▸ WORK REQUIRED
Output all the entries word for word. Omit the pictures.
━━ RECORDED DATA ━━
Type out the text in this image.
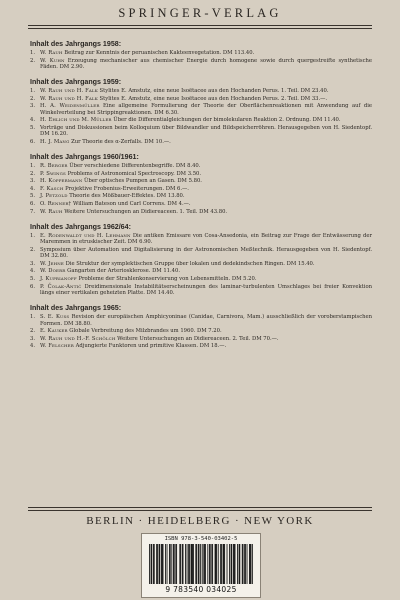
SPRINGER-VERLAG
Inhalt des Jahrgangs 1958:
1. W. Rauh Beitrag zur Kenntnis der peruanischen Kakteenvegetation. DM 113.40.
2. W. Kuhn Erzeugung mechanischer aus chemischer Energie durch homogene sowie durch quergestreifte synthetische Fäden. DM 2.90.
Inhalt des Jahrgangs 1959:
1. W. Rauh und H. Falk Stylites E. Amstutz, eine neue Isoëtacee aus den Hochanden Perus. 1. Teil. DM 23.40.
2. W. Rauh und H. Falk Stylites E. Amstutz, eine neue Isoëtacee aus den Hochanden Perus. 2. Teil. DM 33.—.
3. H. A. Weidenmüller Eine allgemeine Formulierung der Theorie der Oberflächenreaktionen mit Anwendung auf die Winkelverteilung bei Strippingreaktionen. DM 6.30.
4. H. Ehlich und M. Müller Über die Differentialgleichungen der bimolekularen Reaktion 2. Ordnung. DM 11.40.
5. Vorträge und Diskussionen beim Kolloquium über Bildwandler und Bildspeicherröhren. Herausgegeben von H. Siedentopf. DM 16.20.
6. H. J. Mang Zur Theorie des α-Zerfalls. DM 10.—.
Inhalt des Jahrgangs 1960/1961:
1. R. Berger Über verschiedene Differentenbegriffe. DM 8.40.
2. P. Swings Problems of Astronomical Spectroscopy. DM 3.50.
3. H. Koppermann Über optisches Pumpen an Gasen. DM 5.80.
4. F. Kasch Projektive Frobenius-Erweiterungen. DM 6.—.
5. J. Petzold Theorie des Mößbauer-Effektes. DM 13.80.
6. O. Renner† William Bateson und Carl Correns. DM 4.—.
7. W. Rauh Weitere Untersuchungen an Didiereaceen. 1. Teil. DM 43.80.
Inhalt des Jahrgangs 1962/64:
1. E. Rodenwaldt und H. Lehmann Die antiken Emissare von Cosa-Ansedonia, ein Beitrag zur Frage der Entwässerung der Maremmen in etruskischer Zeit. DM 6.90.
2. Symposium über Automation und Digitalisierung in der Astronomischen Meßtechnik. Herausgegeben von H. Siedentopf. DM 32.80.
3. W. Jehne Die Struktur der symplektischen Gruppe über lokalen und dedekindschen Ringen. DM 15.40.
4. W. Doerr Gangarten der Arteriosklerose. DM 11.40.
5. J. Kuprianoff Probleme der Strahlenkonservierung von Lebensmitteln. DM 5.20.
6. P. Čolak-Antić Dreidimensionale Instabilitätserscheinungen des laminar-turbulenten Umschlages bei freier Konvektion längs einer vertikalen geheizten Platte. DM 14.40.
Inhalt des Jahrgangs 1965:
1. S. E. Kuss Revision der europäischen Amphicyoninae (Canidae, Carnivora, Mam.) ausschließlich der voroberstampischen Formen. DM 38.80.
2. E. Kauker Globale Verbreitung des Milzbrandes um 1960. DM 7.20.
3. W. Rauh und H.-F. Schölch Weitere Untersuchungen an Didiereaceen. 2. Teil. DM 70.—.
4. W. Felscher Adjungierte Funktoren und primitive Klassen. DM 18.—.
BERLIN · HEIDELBERG · NEW YORK
ISBN 978-3-540-03402-5
9 783540 034025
━━━
▸ EXERCISE OUTPUT
Type out the text in this image.
SPRINGER-VERLAG
Inhalt des Jahrgangs 1958:
1. W. Rauh Beitrag zur Kenntnis der peruanischen Kakteenvegetation. DM 113.40.
2. W. Kuhn Erzeugung mechanischer aus chemischer Energie durch homogene sowie durch quergestreifte synthetische Fäden. DM 2.90.
Inhalt des Jahrgangs 1959:
1. W. Rauh und H. Falk Stylites E. Amstutz, eine neue Isoëtacee aus den Hochanden Perus. 1. Teil. DM 23.40.
2. W. Rauh und H. Falk Stylites E. Amstutz, eine neue Isoëtacee aus den Hochanden Perus. 2. Teil. DM 33.—.
3. H. A. Weidenmüller Eine allgemeine Formulierung der Theorie der Oberflächenreaktionen mit Anwendung auf die Winkelverteilung bei Strippingreaktionen. DM 6.30.
4. H. Ehlich und M. Müller Über die Differentialgleichungen der bimolekularen Reaktion 2. Ordnung. DM 11.40.
5. Vorträge und Diskussionen beim Kolloquium über Bildwandler und Bildspeicherröhren. Herausgegeben von H. Siedentopf. DM 16.20.
6. H. J. Mang Zur Theorie des α-Zerfalls. DM 10.—.
Inhalt des Jahrgangs 1960/1961:
1. R. Berger Über verschiedene Differentenbegriffe. DM 8.40.
2. P. Swings Problems of Astronomical Spectroscopy. DM 3.50.
3. H. Koppermann Über optisches Pumpen an Gasen. DM 5.80.
4. F. Kasch Projektive Frobenius-Erweiterungen. DM 6.—.
5. J. Petzold Theorie des Mößbauer-Effektes. DM 13.80.
6. O. Renner† William Bateson und Carl Correns. DM 4.—.
7. W. Rauh Weitere Untersuchungen an Didiereaceen. 1. Teil. DM 43.80.
Inhalt des Jahrgangs 1962/64:
1. E. Rodenwaldt und H. Lehmann Die antiken Emissare von Cosa-Ansedonia, ein Beitrag zur Frage der Entwässerung der Maremmen in etruskischer Zeit. DM 6.90.
2. Symposium über Automation und Digitalisierung in der Astronomischen Meßtechnik. Herausgegeben von H. Siedentopf. DM 32.80.
3. W. Jehne Die Struktur der symplektischen Gruppe über lokalen und dedekindschen Ringen. DM 15.40.
4. W. Doerr Gangarten der Arteriosklerose. DM 11.40.
5. J. Kuprianoff Probleme der Strahlenkonservierung von Lebensmitteln. DM 5.20.
6. P. Čolak-Antić Dreidimensionale Instabilitätserscheinungen des laminar-turbulenten Umschlages bei freier Konvektion längs einer vertikalen geheizten Platte. DM 14.40.
Inhalt des Jahrgangs 1965:
1. S. E. Kuss Revision der europäischen Amphicyoninae (Canidae, Carnivora, Mam.) ausschließlich der voroberstampischen Formen. DM 38.80.
2. E. Kauker Globale Verbreitung des Milzbrandes um 1960. DM 7.20.
3. W. Rauh und H.-F. Schölch Weitere Untersuchungen an Didiereaceen. 2. Teil. DM 70.—.
4. W. Felscher Adjungierte Funktoren und primitive Klassen. DM 18.—.
BERLIN · HEIDELBERG · NEW YORK
ISBN 978-3-540-03402-5
9 783540 034025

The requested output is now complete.